## Your task
List each line in which the string "text" appears.

[Collected data]
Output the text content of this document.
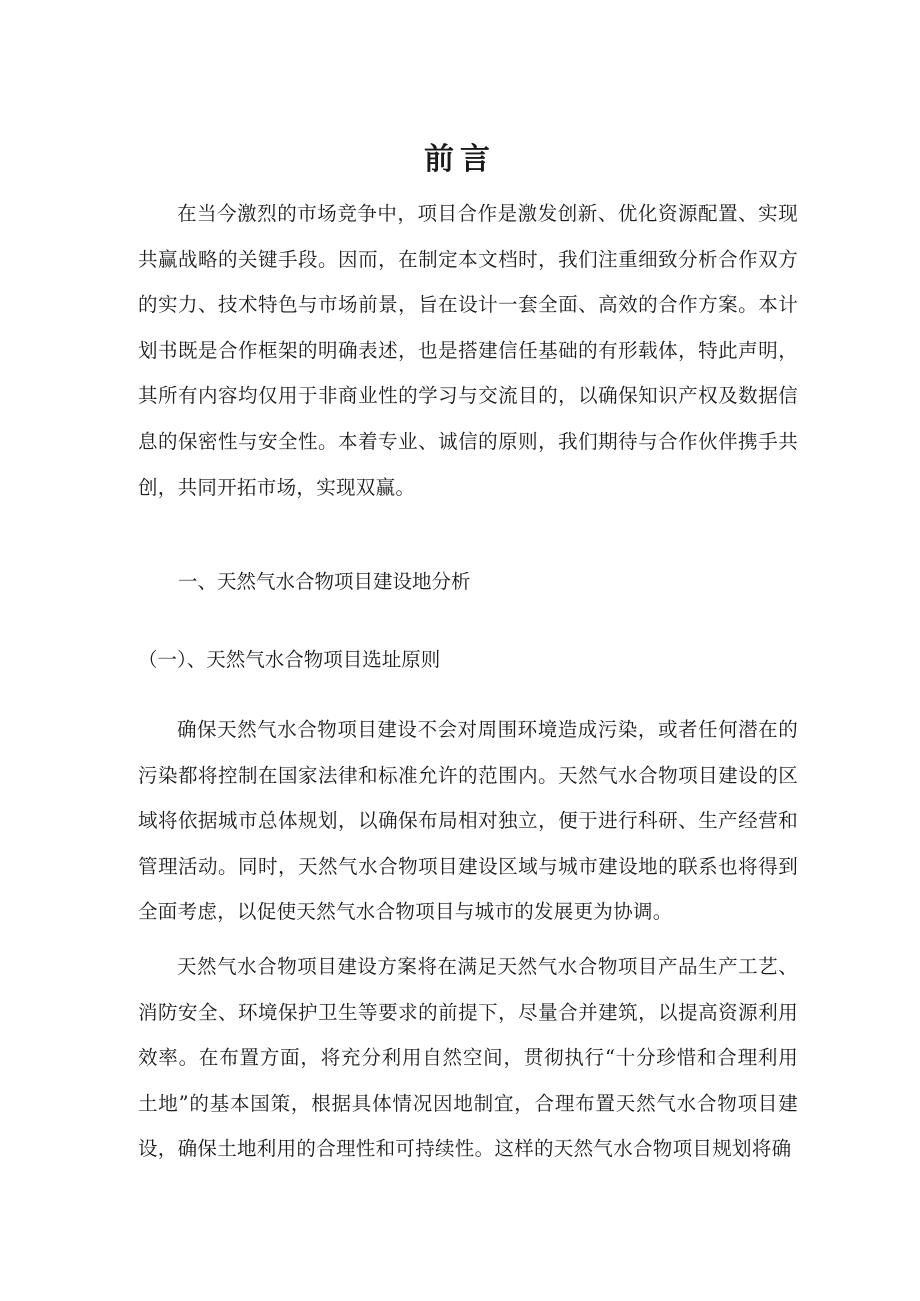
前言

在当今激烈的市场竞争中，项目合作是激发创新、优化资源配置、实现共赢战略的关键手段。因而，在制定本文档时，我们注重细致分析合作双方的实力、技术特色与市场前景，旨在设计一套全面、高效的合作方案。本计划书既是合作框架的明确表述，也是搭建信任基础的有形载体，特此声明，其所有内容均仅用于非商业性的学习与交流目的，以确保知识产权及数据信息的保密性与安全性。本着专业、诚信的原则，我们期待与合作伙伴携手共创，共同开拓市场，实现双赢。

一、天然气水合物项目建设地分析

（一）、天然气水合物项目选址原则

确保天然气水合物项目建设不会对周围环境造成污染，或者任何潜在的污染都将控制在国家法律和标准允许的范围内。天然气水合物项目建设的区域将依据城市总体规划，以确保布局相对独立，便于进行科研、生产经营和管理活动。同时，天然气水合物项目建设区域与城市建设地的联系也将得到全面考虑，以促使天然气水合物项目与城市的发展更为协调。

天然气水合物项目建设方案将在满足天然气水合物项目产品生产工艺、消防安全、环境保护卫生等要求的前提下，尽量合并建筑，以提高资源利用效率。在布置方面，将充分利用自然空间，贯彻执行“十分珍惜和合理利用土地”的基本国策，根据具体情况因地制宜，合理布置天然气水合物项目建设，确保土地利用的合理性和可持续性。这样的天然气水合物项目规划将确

--

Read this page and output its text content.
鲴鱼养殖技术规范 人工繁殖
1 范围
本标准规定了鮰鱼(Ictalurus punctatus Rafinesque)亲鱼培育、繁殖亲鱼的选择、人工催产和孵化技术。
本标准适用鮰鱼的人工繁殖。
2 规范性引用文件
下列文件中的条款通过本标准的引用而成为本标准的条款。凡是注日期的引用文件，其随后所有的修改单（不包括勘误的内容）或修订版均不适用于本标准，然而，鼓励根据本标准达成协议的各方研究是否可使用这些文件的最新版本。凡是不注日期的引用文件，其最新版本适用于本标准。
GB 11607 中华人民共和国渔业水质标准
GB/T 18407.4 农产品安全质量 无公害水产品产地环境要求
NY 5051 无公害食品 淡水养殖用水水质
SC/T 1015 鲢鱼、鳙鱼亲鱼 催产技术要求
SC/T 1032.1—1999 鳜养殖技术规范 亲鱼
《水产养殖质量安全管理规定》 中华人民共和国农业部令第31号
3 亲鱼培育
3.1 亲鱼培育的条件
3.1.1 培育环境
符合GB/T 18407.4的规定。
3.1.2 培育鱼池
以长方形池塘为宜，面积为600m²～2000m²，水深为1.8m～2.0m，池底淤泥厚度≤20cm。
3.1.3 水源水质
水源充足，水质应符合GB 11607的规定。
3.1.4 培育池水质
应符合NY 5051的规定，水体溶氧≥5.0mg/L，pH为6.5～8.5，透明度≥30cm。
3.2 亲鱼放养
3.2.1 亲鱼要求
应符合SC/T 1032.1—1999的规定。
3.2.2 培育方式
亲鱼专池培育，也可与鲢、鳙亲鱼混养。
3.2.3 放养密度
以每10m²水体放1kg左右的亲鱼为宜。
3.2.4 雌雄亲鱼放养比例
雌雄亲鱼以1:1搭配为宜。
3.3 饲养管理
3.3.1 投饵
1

## Written response
Output the text content of this document.
Read this page and output its text content.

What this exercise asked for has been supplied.